[Items listed in a dataset]
★ ★ ★ ★ ★

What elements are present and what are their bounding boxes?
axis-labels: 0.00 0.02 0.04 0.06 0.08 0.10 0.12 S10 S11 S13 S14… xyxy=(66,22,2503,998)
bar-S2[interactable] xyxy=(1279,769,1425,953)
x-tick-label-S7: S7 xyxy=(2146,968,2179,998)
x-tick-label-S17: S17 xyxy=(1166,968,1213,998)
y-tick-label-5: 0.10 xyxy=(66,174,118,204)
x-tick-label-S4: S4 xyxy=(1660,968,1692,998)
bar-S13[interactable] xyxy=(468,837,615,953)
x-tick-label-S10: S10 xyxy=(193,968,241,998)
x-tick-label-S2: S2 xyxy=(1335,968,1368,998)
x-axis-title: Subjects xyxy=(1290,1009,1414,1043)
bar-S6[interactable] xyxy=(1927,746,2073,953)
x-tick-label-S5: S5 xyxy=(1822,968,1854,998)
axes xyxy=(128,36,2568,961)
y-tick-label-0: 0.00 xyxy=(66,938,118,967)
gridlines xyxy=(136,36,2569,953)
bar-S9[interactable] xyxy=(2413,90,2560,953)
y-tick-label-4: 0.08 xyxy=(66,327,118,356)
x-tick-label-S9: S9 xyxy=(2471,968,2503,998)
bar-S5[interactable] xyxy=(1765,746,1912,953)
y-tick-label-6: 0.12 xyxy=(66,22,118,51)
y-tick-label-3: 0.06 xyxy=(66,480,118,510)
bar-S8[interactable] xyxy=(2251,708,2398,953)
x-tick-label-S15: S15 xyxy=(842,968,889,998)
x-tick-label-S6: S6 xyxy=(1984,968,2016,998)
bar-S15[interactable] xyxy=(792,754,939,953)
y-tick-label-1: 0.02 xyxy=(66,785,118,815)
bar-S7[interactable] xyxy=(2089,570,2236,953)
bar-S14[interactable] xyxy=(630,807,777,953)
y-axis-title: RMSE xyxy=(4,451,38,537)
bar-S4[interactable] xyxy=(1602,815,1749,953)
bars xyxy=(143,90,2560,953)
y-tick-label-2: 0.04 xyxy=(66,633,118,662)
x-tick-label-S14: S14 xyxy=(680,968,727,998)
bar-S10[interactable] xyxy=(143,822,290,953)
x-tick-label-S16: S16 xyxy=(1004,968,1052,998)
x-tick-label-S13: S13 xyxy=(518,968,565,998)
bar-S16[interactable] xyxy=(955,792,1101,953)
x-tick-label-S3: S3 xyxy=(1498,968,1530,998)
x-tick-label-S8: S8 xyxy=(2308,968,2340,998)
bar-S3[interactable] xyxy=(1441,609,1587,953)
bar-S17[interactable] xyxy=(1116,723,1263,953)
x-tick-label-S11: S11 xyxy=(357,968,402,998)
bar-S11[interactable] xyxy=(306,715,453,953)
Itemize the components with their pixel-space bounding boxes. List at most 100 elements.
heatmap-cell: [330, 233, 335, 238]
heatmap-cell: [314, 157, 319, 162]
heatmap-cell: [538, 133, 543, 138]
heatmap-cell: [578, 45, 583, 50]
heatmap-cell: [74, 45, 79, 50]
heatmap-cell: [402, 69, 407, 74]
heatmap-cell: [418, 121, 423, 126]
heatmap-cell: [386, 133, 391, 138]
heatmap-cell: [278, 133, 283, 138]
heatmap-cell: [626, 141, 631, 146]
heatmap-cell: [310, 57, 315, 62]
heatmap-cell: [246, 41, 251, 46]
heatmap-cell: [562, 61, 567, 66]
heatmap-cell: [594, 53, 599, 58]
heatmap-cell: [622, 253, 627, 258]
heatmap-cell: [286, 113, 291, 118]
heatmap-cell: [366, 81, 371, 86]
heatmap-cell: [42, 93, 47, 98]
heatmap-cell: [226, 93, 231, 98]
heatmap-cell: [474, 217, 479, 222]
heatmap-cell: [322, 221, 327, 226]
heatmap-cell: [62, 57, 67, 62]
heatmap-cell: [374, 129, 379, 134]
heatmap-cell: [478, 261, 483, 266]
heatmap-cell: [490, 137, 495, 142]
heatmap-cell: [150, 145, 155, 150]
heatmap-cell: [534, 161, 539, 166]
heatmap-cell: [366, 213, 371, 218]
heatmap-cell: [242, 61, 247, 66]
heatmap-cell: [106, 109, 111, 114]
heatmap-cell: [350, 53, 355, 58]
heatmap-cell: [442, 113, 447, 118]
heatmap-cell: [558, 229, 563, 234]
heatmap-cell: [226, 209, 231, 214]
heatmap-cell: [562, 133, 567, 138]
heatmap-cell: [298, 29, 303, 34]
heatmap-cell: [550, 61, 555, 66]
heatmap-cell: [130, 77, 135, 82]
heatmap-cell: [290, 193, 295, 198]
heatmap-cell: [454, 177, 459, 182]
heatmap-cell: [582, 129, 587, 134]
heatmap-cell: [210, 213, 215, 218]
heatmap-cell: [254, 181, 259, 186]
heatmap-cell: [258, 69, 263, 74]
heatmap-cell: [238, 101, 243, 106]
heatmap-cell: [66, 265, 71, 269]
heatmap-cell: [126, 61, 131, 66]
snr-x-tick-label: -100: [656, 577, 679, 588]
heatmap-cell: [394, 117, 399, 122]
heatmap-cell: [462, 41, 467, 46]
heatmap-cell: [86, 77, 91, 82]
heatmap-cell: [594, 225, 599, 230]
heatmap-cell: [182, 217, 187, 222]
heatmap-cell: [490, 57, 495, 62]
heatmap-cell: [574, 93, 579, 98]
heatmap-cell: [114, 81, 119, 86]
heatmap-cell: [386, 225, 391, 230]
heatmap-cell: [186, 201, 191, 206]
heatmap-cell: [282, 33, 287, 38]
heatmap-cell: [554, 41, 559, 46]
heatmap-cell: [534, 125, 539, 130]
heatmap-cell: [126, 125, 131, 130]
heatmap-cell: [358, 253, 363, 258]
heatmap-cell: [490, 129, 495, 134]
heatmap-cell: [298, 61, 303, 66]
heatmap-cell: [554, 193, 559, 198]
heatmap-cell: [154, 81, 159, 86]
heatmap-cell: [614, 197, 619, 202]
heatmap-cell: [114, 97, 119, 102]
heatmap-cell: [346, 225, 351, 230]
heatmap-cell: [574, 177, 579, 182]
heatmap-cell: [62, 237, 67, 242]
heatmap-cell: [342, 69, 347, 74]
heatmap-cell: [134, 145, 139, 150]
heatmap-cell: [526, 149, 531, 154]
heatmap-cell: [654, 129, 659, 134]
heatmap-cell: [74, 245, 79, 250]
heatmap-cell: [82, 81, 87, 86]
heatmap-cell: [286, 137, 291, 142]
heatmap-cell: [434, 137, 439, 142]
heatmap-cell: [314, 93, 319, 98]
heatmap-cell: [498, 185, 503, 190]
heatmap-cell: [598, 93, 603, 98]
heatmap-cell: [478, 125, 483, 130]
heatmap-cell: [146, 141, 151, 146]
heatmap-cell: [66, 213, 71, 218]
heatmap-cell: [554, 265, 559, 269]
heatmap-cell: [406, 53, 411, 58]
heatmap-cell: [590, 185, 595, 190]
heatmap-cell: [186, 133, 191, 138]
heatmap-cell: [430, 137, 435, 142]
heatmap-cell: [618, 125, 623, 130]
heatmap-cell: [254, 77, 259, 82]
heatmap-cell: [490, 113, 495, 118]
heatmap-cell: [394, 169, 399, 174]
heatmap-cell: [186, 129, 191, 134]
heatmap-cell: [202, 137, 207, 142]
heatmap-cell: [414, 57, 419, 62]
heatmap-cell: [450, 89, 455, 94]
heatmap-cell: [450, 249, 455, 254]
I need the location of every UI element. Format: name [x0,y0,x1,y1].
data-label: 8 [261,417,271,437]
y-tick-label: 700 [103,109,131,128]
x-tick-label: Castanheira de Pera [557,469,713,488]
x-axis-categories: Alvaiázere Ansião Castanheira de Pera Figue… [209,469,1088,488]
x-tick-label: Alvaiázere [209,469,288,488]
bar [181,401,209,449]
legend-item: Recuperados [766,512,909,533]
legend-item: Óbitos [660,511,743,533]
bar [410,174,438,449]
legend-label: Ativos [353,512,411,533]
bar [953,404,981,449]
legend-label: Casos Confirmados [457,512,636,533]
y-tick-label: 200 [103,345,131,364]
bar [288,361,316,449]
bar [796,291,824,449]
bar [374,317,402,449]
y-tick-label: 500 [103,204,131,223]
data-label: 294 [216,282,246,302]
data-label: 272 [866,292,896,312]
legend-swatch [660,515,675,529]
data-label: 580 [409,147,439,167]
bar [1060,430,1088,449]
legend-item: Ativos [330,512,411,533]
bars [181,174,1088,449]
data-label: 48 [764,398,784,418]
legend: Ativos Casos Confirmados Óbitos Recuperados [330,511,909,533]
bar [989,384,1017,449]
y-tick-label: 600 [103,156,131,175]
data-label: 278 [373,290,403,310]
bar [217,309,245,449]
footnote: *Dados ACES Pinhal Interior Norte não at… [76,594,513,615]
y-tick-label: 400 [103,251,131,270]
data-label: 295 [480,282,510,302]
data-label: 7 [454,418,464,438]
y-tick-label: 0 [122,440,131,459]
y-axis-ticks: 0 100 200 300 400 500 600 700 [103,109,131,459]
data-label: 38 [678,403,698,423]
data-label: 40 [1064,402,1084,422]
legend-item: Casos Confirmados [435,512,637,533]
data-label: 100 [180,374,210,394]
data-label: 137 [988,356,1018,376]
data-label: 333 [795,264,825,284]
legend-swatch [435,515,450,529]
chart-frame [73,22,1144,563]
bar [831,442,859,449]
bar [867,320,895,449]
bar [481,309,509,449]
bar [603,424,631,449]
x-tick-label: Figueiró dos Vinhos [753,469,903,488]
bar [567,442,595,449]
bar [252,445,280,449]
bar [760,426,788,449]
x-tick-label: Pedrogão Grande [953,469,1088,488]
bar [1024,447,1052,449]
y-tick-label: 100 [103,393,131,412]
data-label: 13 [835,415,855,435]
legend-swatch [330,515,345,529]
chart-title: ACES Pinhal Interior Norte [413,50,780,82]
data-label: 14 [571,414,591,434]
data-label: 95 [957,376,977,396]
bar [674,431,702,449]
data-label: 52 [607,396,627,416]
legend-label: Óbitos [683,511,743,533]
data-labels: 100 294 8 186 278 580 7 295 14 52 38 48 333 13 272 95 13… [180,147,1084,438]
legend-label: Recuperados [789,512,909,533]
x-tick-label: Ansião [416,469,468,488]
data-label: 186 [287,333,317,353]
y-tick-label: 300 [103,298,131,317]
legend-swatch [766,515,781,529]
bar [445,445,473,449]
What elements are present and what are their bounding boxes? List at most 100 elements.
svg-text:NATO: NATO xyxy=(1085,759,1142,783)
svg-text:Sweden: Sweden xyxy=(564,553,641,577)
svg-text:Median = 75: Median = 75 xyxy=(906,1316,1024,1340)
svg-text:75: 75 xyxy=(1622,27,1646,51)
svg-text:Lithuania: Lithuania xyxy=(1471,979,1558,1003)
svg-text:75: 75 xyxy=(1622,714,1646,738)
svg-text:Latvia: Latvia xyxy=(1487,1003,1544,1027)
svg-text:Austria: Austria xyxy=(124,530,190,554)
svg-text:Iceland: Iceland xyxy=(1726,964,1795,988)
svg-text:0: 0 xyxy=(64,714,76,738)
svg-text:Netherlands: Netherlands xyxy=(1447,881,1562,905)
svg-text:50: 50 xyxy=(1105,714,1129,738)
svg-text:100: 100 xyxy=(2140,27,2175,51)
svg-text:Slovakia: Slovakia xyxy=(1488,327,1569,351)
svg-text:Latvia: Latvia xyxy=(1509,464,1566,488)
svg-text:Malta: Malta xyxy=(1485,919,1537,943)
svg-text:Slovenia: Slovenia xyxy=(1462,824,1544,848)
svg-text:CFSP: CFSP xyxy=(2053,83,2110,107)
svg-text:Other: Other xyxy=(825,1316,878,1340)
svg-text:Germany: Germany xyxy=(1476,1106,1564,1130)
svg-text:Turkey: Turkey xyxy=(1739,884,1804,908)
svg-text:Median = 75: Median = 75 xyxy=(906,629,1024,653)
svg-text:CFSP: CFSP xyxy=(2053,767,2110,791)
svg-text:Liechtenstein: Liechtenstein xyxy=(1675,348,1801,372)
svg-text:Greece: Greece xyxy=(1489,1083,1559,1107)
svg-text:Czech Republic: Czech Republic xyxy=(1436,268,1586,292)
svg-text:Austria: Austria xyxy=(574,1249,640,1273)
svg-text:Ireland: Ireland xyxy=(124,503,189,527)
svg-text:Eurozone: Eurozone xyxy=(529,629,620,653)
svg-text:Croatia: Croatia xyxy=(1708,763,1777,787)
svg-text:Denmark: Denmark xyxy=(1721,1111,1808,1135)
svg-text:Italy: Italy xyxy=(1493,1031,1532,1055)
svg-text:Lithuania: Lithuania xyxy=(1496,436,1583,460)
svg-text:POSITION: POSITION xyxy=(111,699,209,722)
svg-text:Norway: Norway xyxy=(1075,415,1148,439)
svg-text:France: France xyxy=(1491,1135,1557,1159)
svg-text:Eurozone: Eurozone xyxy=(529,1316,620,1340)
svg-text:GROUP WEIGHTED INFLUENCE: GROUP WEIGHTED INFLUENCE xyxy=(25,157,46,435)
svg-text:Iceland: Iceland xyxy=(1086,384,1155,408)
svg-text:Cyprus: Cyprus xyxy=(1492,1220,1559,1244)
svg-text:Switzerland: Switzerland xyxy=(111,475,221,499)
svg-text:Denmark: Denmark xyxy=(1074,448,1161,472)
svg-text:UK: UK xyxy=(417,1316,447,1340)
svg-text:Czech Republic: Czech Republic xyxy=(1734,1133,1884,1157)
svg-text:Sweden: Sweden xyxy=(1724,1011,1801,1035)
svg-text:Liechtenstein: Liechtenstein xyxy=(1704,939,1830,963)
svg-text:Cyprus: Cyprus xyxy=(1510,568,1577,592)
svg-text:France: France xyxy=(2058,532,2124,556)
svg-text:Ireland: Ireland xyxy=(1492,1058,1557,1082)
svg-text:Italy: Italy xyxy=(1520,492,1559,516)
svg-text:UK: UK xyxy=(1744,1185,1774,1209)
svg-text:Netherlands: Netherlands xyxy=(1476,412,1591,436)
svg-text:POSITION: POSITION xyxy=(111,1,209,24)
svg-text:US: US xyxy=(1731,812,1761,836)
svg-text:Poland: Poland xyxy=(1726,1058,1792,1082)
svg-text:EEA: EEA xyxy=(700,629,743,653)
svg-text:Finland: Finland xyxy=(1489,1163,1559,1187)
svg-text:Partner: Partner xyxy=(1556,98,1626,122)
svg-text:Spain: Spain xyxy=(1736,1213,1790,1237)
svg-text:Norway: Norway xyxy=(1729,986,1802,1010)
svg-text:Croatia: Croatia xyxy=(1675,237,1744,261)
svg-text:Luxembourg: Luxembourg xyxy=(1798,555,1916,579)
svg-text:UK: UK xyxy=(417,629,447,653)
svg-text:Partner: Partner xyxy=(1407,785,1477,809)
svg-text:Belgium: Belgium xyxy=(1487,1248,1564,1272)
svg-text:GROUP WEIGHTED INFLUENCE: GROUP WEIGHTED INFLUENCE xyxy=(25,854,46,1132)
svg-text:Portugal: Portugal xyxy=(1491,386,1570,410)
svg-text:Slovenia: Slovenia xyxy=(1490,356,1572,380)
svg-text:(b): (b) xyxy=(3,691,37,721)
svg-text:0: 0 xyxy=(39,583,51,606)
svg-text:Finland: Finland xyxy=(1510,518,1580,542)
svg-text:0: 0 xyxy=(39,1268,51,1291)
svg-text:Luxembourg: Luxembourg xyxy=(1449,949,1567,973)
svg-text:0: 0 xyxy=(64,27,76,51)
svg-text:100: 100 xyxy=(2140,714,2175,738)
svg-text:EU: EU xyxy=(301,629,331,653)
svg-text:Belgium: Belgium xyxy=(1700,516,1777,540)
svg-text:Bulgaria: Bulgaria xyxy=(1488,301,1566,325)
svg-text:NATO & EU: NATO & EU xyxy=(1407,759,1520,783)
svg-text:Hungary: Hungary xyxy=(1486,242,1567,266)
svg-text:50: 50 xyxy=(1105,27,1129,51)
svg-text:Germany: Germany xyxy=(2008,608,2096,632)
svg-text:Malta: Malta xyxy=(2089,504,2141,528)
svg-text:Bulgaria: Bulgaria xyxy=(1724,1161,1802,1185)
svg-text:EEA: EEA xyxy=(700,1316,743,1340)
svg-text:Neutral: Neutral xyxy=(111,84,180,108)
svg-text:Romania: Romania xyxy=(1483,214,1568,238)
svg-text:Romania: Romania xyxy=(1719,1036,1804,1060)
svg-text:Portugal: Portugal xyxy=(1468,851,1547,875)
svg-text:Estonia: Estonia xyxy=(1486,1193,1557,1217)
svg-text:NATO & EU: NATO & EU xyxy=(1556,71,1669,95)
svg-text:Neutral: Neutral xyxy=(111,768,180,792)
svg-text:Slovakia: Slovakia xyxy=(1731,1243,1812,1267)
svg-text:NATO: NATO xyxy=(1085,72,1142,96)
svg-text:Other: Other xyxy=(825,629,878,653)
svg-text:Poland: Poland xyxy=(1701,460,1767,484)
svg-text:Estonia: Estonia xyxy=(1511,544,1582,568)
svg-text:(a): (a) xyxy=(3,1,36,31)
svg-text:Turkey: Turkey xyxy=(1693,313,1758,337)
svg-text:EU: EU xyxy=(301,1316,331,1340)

★ ★ ★ ★ ★

Task statement – Reproduce the listing from its start through the line containing "bar-S7[interactable] xyxy=(2089,570,2236,953)", renaming "Subjects" to "Participants" and leaving everything else unchanged.

Result of the exercise –
What elements are present and what are their bounding boxes?
axis-labels: 0.00 0.02 0.04 0.06 0.08 0.10 0.12 S10 S11 S13 S14… xyxy=(66,22,2503,998)
bar-S2[interactable] xyxy=(1279,769,1425,953)
x-tick-label-S7: S7 xyxy=(2146,968,2179,998)
x-tick-label-S17: S17 xyxy=(1166,968,1213,998)
y-tick-label-5: 0.10 xyxy=(66,174,118,204)
x-tick-label-S4: S4 xyxy=(1660,968,1692,998)
bar-S13[interactable] xyxy=(468,837,615,953)
x-tick-label-S10: S10 xyxy=(193,968,241,998)
x-tick-label-S2: S2 xyxy=(1335,968,1368,998)
x-axis-title: Participants xyxy=(1290,1009,1414,1043)
bar-S6[interactable] xyxy=(1927,746,2073,953)
x-tick-label-S5: S5 xyxy=(1822,968,1854,998)
axes xyxy=(128,36,2568,961)
y-tick-label-0: 0.00 xyxy=(66,938,118,967)
gridlines xyxy=(136,36,2569,953)
bar-S9[interactable] xyxy=(2413,90,2560,953)
y-tick-label-4: 0.08 xyxy=(66,327,118,356)
x-tick-label-S9: S9 xyxy=(2471,968,2503,998)
bar-S5[interactable] xyxy=(1765,746,1912,953)
y-tick-label-6: 0.12 xyxy=(66,22,118,51)
y-tick-label-3: 0.06 xyxy=(66,480,118,510)
bar-S8[interactable] xyxy=(2251,708,2398,953)
x-tick-label-S15: S15 xyxy=(842,968,889,998)
x-tick-label-S6: S6 xyxy=(1984,968,2016,998)
bar-S15[interactable] xyxy=(792,754,939,953)
y-tick-label-1: 0.02 xyxy=(66,785,118,815)
bar-S7[interactable] xyxy=(2089,570,2236,953)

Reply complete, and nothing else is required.